Only lines containing "expression" are wanted from the data below. Copy those lines.

○ ○ ○ ○

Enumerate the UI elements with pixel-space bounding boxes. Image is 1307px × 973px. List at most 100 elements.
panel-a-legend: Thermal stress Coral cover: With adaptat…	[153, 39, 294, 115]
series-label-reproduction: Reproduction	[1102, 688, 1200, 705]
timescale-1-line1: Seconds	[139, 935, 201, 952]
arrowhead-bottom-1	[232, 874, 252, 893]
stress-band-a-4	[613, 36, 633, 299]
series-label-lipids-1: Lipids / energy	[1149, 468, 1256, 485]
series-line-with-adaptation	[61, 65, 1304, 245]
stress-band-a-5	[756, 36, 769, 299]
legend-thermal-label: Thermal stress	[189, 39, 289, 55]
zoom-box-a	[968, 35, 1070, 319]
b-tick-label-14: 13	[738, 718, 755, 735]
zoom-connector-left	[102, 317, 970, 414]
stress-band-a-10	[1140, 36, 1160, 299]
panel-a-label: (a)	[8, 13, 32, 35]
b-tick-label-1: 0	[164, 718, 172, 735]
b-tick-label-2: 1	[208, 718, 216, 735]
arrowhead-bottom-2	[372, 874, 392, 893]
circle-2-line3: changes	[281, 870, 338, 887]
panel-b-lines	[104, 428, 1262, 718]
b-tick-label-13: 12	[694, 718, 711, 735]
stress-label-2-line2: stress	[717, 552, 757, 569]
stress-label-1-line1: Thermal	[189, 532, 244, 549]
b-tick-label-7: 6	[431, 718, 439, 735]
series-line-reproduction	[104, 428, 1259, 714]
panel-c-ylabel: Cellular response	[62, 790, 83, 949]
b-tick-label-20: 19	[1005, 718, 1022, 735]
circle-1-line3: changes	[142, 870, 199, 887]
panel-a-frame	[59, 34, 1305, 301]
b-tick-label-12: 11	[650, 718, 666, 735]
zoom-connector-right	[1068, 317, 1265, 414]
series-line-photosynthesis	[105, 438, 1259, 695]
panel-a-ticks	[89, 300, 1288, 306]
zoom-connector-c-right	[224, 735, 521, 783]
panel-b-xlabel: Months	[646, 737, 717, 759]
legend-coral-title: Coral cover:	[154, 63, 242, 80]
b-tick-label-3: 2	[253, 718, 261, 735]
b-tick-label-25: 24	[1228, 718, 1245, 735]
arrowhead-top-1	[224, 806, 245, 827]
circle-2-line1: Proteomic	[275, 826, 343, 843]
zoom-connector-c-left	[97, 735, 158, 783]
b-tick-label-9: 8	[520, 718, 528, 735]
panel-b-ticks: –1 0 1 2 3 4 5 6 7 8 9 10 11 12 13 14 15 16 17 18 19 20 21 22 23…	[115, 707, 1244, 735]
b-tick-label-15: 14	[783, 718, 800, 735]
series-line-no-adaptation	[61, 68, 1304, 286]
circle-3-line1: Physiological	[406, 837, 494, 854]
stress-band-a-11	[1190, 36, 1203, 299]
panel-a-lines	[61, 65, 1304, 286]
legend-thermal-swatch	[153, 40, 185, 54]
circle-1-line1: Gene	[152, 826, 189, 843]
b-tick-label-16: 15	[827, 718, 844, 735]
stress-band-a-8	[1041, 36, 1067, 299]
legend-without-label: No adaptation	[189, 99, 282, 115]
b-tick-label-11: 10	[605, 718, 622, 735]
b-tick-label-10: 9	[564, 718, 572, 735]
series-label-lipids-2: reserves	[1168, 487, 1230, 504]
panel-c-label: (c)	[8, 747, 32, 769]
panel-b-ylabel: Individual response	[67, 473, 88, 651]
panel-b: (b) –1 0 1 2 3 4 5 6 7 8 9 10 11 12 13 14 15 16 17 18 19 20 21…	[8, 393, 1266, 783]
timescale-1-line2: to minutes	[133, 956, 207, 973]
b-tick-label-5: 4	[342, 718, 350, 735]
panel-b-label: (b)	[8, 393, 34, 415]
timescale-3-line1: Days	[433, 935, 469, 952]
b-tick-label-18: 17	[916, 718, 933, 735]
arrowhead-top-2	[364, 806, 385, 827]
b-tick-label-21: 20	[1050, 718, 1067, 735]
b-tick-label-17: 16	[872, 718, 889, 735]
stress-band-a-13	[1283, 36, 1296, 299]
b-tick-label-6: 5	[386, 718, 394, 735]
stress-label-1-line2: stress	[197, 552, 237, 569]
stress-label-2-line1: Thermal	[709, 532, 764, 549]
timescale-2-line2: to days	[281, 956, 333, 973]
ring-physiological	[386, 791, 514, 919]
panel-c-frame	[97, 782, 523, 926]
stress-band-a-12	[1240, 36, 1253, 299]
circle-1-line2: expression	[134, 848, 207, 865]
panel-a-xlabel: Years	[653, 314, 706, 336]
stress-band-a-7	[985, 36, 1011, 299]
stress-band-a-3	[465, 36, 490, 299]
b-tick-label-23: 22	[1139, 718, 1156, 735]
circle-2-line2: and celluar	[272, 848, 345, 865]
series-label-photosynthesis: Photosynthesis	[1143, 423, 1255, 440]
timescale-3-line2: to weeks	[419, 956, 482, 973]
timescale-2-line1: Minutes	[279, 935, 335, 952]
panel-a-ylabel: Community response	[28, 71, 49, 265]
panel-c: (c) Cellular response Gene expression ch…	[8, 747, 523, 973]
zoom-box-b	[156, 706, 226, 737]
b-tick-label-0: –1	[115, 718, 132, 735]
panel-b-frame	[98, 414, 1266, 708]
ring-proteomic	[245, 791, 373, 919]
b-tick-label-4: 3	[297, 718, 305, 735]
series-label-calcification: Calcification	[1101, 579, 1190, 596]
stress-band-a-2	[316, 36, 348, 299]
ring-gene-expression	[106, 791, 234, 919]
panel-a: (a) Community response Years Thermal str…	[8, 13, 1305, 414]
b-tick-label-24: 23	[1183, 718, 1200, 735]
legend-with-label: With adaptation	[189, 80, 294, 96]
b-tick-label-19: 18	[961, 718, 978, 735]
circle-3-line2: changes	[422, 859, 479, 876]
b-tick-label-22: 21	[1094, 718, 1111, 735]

○ ○ ○ ○

### Answer
circle-1-line2: expression	[134, 848, 207, 865]
panel-c: (c) Cellular response Gene expression ch…	[8, 747, 523, 973]
ring-gene-expression	[106, 791, 234, 919]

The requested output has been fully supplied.